• Objective
What is the number of lines containing the word "problemstillinger"? Give that number alone.

═══ Provided records ═══

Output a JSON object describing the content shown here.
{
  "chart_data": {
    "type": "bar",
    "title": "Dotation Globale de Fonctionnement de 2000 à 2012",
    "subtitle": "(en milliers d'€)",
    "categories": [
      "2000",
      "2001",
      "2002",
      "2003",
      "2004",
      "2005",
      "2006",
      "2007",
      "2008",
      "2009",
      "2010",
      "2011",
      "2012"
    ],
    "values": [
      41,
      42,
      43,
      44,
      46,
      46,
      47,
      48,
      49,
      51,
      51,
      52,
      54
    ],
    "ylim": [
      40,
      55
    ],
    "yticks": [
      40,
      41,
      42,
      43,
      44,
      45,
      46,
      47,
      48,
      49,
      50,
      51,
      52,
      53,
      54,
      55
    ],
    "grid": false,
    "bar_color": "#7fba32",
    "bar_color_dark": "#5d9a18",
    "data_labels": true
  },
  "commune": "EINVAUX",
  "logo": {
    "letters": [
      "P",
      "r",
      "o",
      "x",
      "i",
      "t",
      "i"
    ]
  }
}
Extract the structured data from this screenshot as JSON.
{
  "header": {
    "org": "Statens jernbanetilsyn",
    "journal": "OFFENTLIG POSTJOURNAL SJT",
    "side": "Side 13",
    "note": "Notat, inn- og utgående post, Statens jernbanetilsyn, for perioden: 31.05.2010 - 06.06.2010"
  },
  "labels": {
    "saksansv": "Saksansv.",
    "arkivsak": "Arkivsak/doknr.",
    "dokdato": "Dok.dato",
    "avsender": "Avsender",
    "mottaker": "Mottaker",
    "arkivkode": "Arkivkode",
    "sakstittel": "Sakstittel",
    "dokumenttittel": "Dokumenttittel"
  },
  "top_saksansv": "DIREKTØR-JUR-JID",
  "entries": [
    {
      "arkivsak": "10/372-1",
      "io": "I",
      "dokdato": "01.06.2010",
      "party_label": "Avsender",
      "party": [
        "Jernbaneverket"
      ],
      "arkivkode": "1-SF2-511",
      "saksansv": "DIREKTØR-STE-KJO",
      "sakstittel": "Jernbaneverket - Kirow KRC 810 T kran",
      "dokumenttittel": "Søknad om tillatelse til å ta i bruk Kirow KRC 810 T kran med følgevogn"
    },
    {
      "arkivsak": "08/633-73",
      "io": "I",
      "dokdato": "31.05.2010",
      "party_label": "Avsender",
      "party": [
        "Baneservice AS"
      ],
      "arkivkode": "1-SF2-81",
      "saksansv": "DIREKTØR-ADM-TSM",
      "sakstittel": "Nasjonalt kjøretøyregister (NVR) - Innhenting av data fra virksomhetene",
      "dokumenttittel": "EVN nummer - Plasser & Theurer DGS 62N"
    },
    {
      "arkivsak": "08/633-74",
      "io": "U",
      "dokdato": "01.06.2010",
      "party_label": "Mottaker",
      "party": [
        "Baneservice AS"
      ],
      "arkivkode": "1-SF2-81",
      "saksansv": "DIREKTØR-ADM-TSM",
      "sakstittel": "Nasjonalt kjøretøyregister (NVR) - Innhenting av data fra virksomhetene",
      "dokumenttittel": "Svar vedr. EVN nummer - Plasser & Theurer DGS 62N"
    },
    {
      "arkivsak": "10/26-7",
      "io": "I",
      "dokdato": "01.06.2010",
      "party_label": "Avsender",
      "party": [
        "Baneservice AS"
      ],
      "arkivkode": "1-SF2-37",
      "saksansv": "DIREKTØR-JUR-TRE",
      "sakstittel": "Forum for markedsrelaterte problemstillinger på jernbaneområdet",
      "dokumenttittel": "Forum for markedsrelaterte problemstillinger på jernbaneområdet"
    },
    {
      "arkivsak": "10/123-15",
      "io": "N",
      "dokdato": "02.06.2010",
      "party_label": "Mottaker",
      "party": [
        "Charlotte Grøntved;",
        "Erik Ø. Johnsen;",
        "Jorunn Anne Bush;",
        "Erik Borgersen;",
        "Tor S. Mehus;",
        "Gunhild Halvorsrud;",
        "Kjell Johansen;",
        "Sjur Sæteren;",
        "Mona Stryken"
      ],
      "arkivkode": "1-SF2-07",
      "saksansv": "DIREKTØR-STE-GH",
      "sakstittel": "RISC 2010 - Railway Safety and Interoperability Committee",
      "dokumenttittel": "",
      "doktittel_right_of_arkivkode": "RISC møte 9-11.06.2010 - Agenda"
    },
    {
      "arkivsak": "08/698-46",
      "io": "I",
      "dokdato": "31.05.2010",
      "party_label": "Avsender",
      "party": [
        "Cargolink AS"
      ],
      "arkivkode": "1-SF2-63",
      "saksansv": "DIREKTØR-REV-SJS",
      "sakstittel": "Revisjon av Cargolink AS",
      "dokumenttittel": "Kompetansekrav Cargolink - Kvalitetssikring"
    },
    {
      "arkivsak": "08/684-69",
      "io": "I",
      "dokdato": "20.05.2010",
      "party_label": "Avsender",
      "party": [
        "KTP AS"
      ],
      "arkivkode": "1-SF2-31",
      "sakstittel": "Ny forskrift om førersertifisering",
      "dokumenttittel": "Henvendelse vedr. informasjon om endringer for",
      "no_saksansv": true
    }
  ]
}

═══

• Output for this task
2